[Saved entries]
·····

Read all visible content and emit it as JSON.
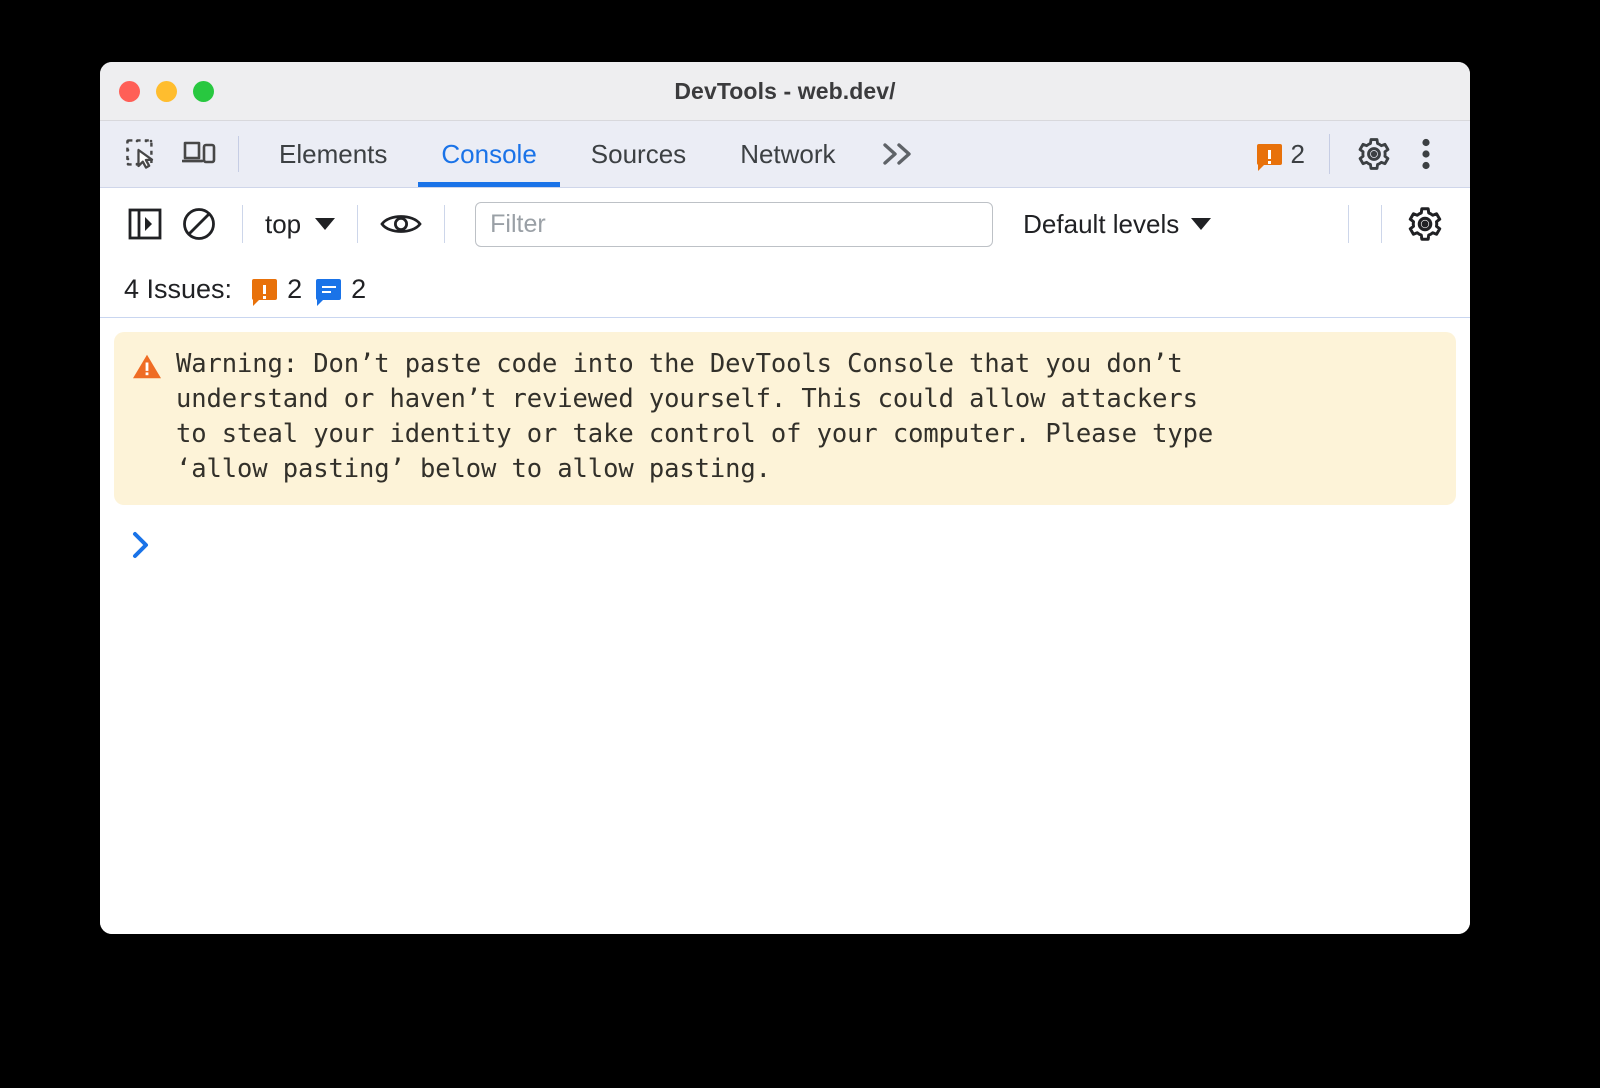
{
  "window": {
    "title": "DevTools - web.dev/",
    "traffic_lights": [
      {
        "name": "close",
        "color": "#ff5f57"
      },
      {
        "name": "minimize",
        "color": "#ffbd2e"
      },
      {
        "name": "maximize",
        "color": "#28c840"
      }
    ]
  },
  "tabbar": {
    "inspect_icon": "inspect-element-icon",
    "device_icon": "device-toolbar-icon",
    "tabs": [
      {
        "label": "Elements",
        "active": false
      },
      {
        "label": "Console",
        "active": true
      },
      {
        "label": "Sources",
        "active": false
      },
      {
        "label": "Network",
        "active": false
      }
    ],
    "more_tabs": "»",
    "issue_badge_count": "2",
    "settings_icon": "gear-icon",
    "more_options_icon": "more-vertical-icon",
    "accent_color": "#1a73e8",
    "warning_color": "#e8710a"
  },
  "console_toolbar": {
    "sidebar_toggle_icon": "console-sidebar-icon",
    "clear_console_icon": "clear-console-icon",
    "context_selector": "top",
    "live_expression_icon": "eye-icon",
    "filter_placeholder": "Filter",
    "filter_value": "",
    "log_levels": "Default levels",
    "settings_icon": "gear-icon"
  },
  "issues_bar": {
    "label": "4 Issues:",
    "warning_count": "2",
    "info_count": "2"
  },
  "console": {
    "warning_icon": "warning-triangle-icon",
    "warning_text": "Warning: Don’t paste code into the DevTools Console that you don’t\nunderstand or haven’t reviewed yourself. This could allow attackers\nto steal your identity or take control of your computer. Please type\n‘allow pasting’ below to allow pasting.",
    "warning_bg": "#fdf3d8",
    "prompt_icon": "prompt-chevron-icon",
    "prompt_value": ""
  }
}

·····

§ Written instruction
Extract from the data every line where "DevTools" shows up.

§ Solution to the exercise
    "title": "DevTools - web.dev/",
    "warning_text": "Warning: Don’t paste code into the DevTools Console that you don’t\nunderstand or haven’t reviewed yourself. This could allow attackers\nto steal your identity or take control of your computer. Please type\n‘allow pasting’ below to allow pasting.",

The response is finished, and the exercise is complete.